Stated problem:
In the data below, locate each line with the word "this" and list it.

Collected data entries:
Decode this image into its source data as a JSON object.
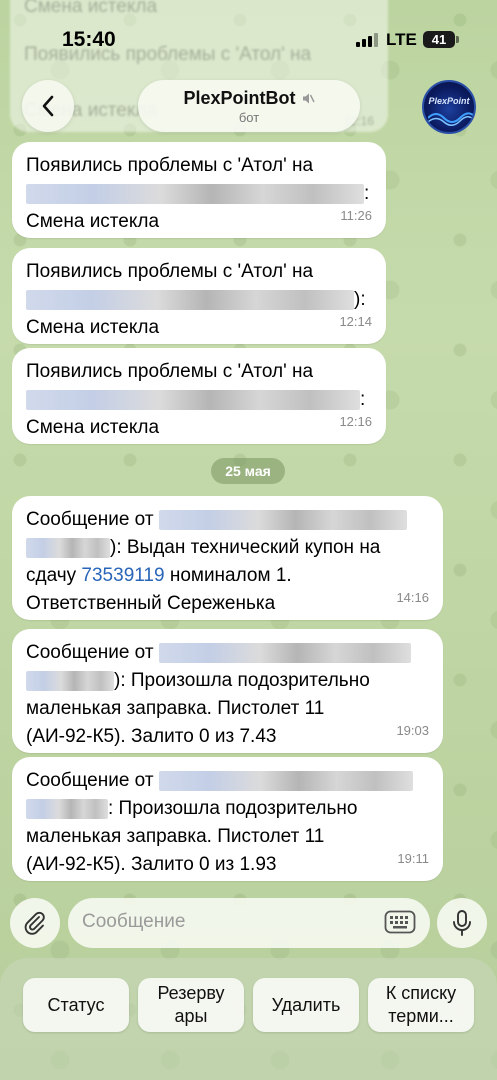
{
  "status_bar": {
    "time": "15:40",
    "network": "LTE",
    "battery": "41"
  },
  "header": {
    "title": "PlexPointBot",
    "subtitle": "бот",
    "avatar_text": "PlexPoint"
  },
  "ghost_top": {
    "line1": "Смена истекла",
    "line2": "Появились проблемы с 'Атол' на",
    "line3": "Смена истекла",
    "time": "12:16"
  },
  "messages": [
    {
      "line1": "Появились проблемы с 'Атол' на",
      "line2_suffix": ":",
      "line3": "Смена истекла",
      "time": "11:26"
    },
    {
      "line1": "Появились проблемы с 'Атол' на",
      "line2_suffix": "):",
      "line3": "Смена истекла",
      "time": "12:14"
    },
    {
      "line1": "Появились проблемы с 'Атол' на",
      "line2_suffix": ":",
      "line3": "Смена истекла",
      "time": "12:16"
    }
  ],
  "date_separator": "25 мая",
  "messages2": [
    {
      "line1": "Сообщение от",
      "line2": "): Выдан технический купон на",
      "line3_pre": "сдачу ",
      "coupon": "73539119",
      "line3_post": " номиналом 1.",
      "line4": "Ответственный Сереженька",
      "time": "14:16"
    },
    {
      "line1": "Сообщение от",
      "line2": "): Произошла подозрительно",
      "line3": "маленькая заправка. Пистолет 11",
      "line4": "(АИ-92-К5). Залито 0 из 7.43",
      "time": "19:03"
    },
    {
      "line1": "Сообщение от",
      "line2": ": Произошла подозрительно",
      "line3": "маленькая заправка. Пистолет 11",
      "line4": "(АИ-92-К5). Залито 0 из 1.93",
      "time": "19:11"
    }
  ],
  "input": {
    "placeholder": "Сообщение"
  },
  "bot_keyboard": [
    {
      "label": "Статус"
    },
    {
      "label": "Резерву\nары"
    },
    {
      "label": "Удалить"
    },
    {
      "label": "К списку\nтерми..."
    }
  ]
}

---

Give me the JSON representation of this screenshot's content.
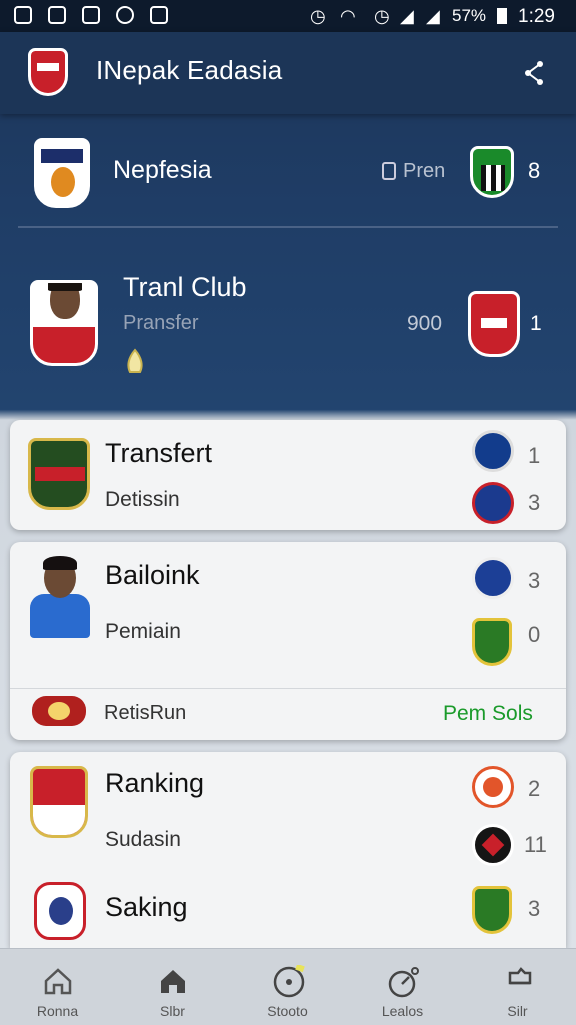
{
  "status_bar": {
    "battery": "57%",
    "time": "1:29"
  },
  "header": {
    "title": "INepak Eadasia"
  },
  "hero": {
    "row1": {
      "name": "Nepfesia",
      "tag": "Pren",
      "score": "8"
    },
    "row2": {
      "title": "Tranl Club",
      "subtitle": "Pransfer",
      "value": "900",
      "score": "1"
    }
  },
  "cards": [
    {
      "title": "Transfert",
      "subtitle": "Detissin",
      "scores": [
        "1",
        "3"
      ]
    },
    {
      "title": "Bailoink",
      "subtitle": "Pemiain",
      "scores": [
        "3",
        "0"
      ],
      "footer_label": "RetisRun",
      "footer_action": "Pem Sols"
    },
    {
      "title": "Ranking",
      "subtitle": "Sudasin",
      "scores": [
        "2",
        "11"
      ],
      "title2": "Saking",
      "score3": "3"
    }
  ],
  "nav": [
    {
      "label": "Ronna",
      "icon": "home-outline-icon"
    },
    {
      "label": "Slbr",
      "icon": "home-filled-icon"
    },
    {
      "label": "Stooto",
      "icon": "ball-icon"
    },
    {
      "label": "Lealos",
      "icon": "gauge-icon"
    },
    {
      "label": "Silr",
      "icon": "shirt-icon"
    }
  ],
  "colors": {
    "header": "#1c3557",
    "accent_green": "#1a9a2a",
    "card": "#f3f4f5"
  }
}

In response:
Decode this image into its source data as a JSON object.
Give me the JSON representation of this screenshot's content.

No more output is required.